▶ Exercise brief
Read the records below. Copy each line where the string "hero" occurs.

####################

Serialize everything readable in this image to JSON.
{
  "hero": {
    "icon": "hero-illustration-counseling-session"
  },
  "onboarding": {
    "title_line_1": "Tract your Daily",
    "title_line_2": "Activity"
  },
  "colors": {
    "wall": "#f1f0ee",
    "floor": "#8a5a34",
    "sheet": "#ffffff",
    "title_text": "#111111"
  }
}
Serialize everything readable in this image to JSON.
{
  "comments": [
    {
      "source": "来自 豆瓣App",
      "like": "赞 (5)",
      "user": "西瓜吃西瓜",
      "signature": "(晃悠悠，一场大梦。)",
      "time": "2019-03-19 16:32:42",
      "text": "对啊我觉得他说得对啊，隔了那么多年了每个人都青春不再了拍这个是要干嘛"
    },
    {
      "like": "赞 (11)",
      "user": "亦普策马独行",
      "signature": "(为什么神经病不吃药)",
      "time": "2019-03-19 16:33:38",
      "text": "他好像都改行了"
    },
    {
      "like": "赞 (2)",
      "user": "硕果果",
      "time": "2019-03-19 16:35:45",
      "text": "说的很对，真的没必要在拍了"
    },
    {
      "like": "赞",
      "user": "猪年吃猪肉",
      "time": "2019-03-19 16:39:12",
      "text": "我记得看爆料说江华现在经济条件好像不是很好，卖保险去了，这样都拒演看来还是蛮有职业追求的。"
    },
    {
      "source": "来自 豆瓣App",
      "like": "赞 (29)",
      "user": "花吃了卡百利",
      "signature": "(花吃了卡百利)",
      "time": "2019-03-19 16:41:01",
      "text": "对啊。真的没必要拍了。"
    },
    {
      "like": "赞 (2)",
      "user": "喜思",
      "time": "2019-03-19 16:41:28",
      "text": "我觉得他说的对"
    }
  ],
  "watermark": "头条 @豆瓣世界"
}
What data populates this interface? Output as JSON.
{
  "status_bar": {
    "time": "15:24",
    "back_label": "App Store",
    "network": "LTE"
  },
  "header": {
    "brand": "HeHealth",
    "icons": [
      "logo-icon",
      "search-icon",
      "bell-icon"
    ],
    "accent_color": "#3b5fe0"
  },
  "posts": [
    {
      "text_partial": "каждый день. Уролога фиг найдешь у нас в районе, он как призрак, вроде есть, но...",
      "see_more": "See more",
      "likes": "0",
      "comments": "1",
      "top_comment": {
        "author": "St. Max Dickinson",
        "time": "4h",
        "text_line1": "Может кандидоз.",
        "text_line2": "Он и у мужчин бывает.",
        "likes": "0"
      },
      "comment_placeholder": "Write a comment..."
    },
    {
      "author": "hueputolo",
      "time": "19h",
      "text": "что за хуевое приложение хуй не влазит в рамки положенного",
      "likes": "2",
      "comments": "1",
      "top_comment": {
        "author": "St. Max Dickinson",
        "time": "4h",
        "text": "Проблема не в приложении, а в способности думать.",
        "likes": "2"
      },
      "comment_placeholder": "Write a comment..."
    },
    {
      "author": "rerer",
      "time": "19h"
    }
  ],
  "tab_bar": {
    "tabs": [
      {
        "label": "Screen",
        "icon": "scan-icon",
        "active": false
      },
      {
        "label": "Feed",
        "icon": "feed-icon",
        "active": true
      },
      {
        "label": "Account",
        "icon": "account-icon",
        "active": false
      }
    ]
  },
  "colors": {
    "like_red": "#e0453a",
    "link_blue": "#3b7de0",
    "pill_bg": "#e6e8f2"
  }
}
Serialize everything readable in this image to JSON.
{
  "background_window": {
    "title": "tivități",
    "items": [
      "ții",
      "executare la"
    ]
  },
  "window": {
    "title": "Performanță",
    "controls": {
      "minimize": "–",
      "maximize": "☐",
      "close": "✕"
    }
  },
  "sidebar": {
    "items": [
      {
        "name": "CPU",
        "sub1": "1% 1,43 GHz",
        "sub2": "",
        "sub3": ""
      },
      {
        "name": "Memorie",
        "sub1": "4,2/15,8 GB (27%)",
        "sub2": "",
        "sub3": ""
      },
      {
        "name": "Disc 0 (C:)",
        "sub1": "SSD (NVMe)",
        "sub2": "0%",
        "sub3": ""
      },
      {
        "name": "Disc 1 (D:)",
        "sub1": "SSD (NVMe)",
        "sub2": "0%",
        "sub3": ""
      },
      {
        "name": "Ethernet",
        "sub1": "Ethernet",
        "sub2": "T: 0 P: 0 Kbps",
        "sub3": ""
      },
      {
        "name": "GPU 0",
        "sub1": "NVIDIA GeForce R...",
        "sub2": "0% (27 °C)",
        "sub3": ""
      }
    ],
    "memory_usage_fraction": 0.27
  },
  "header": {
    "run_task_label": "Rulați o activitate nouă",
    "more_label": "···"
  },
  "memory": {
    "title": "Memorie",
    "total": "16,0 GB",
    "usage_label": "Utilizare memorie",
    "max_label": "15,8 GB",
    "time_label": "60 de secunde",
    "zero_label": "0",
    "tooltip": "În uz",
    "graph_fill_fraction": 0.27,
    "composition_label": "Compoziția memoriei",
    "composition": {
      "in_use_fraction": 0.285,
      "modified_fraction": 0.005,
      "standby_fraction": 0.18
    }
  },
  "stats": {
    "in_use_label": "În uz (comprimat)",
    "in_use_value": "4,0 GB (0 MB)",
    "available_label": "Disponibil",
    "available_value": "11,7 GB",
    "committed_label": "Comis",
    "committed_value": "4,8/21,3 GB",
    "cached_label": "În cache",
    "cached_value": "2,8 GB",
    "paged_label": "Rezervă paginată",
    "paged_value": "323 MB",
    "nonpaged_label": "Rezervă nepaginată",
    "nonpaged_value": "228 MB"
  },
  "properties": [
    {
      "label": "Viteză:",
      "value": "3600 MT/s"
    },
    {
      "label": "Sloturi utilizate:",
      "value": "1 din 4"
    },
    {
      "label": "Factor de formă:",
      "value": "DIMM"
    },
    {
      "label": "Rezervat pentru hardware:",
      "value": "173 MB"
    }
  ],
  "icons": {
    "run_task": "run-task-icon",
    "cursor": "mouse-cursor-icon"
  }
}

####################

▶ Task solution
  "hero": {
    "icon": "hero-illustration-counseling-session"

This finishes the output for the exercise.